- TASK PROMPT -
Below is a block of records; repeat all of them exactly.

- RECORDS FOR THIS EXERCISE -
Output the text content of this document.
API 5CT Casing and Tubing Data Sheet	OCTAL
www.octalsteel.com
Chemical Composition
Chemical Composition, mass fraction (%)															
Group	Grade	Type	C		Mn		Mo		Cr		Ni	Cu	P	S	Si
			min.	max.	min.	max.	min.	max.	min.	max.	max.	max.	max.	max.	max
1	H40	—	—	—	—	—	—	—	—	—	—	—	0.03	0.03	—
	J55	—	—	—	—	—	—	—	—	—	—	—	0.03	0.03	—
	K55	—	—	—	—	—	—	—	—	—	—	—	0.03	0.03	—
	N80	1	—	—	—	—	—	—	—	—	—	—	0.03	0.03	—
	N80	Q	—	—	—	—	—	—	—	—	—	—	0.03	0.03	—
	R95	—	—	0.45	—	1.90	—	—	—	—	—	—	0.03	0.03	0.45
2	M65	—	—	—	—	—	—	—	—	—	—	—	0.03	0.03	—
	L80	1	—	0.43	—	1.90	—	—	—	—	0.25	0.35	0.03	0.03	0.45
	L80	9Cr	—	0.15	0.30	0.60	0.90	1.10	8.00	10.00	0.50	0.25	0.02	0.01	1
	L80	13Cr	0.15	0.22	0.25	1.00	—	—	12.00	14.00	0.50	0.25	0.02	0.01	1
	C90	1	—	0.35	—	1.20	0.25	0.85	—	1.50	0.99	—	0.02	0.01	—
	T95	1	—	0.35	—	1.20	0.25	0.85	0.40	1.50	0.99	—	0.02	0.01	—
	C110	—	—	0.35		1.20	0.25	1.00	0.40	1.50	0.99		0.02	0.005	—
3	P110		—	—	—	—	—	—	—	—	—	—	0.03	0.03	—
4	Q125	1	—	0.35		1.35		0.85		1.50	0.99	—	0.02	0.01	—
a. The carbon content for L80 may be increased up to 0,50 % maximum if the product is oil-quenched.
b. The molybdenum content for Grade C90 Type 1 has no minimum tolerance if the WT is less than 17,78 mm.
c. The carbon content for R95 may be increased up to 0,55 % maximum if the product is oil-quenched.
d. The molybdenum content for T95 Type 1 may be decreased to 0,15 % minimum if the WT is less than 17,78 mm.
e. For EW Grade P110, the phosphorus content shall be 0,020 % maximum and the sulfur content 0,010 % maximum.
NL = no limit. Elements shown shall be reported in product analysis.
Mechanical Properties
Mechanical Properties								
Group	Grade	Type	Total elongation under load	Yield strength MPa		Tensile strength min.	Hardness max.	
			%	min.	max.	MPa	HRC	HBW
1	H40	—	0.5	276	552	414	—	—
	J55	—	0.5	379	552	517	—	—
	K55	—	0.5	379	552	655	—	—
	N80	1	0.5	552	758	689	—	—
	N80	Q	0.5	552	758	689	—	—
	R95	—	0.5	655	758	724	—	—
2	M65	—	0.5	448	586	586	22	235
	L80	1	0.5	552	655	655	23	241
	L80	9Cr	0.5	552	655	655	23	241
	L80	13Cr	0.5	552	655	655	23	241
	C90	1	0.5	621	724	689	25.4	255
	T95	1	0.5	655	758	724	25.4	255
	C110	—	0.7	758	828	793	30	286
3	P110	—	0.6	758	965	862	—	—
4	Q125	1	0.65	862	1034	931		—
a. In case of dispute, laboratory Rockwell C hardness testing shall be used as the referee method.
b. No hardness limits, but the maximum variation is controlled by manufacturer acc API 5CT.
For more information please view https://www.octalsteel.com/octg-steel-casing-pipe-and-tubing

- EXERCISE RESPONSE -
Output the text content of this document.
API 5CT Casing and Tubing Data Sheet	OCTAL
www.octalsteel.com
Chemical Composition
Chemical Composition, mass fraction (%)															
Group	Grade	Type	C		Mn		Mo		Cr		Ni	Cu	P	S	Si
			min.	max.	min.	max.	min.	max.	min.	max.	max.	max.	max.	max.	max
1	H40	—	—	—	—	—	—	—	—	—	—	—	0.03	0.03	—
	J55	—	—	—	—	—	—	—	—	—	—	—	0.03	0.03	—
	K55	—	—	—	—	—	—	—	—	—	—	—	0.03	0.03	—
	N80	1	—	—	—	—	—	—	—	—	—	—	0.03	0.03	—
	N80	Q	—	—	—	—	—	—	—	—	—	—	0.03	0.03	—
	R95	—	—	0.45	—	1.90	—	—	—	—	—	—	0.03	0.03	0.45
2	M65	—	—	—	—	—	—	—	—	—	—	—	0.03	0.03	—
	L80	1	—	0.43	—	1.90	—	—	—	—	0.25	0.35	0.03	0.03	0.45
	L80	9Cr	—	0.15	0.30	0.60	0.90	1.10	8.00	10.00	0.50	0.25	0.02	0.01	1
	L80	13Cr	0.15	0.22	0.25	1.00	—	—	12.00	14.00	0.50	0.25	0.02	0.01	1
	C90	1	—	0.35	—	1.20	0.25	0.85	—	1.50	0.99	—	0.02	0.01	—
	T95	1	—	0.35	—	1.20	0.25	0.85	0.40	1.50	0.99	—	0.02	0.01	—
	C110	—	—	0.35		1.20	0.25	1.00	0.40	1.50	0.99		0.02	0.005	—
3	P110		—	—	—	—	—	—	—	—	—	—	0.03	0.03	—
4	Q125	1	—	0.35		1.35		0.85		1.50	0.99	—	0.02	0.01	—
a. The carbon content for L80 may be increased up to 0,50 % maximum if the product is oil-quenched.
b. The molybdenum content for Grade C90 Type 1 has no minimum tolerance if the WT is less than 17,78 mm.
c. The carbon content for R95 may be increased up to 0,55 % maximum if the product is oil-quenched.
d. The molybdenum content for T95 Type 1 may be decreased to 0,15 % minimum if the WT is less than 17,78 mm.
e. For EW Grade P110, the phosphorus content shall be 0,020 % maximum and the sulfur content 0,010 % maximum.
NL = no limit. Elements shown shall be reported in product analysis.
Mechanical Properties
Mechanical Properties								
Group	Grade	Type	Total elongation under load	Yield strength MPa		Tensile strength min.	Hardness max.	
			%	min.	max.	MPa	HRC	HBW
1	H40	—	0.5	276	552	414	—	—
	J55	—	0.5	379	552	517	—	—
	K55	—	0.5	379	552	655	—	—
	N80	1	0.5	552	758	689	—	—
	N80	Q	0.5	552	758	689	—	—
	R95	—	0.5	655	758	724	—	—
2	M65	—	0.5	448	586	586	22	235
	L80	1	0.5	552	655	655	23	241
	L80	9Cr	0.5	552	655	655	23	241
	L80	13Cr	0.5	552	655	655	23	241
	C90	1	0.5	621	724	689	25.4	255
	T95	1	0.5	655	758	724	25.4	255
	C110	—	0.7	758	828	793	30	286
3	P110	—	0.6	758	965	862	—	—
4	Q125	1	0.65	862	1034	931		—
a. In case of dispute, laboratory Rockwell C hardness testing shall be used as the referee method.
b. No hardness limits, but the maximum variation is controlled by manufacturer acc API 5CT.
For more information please view https://www.octalsteel.com/octg-steel-casing-pipe-and-tubing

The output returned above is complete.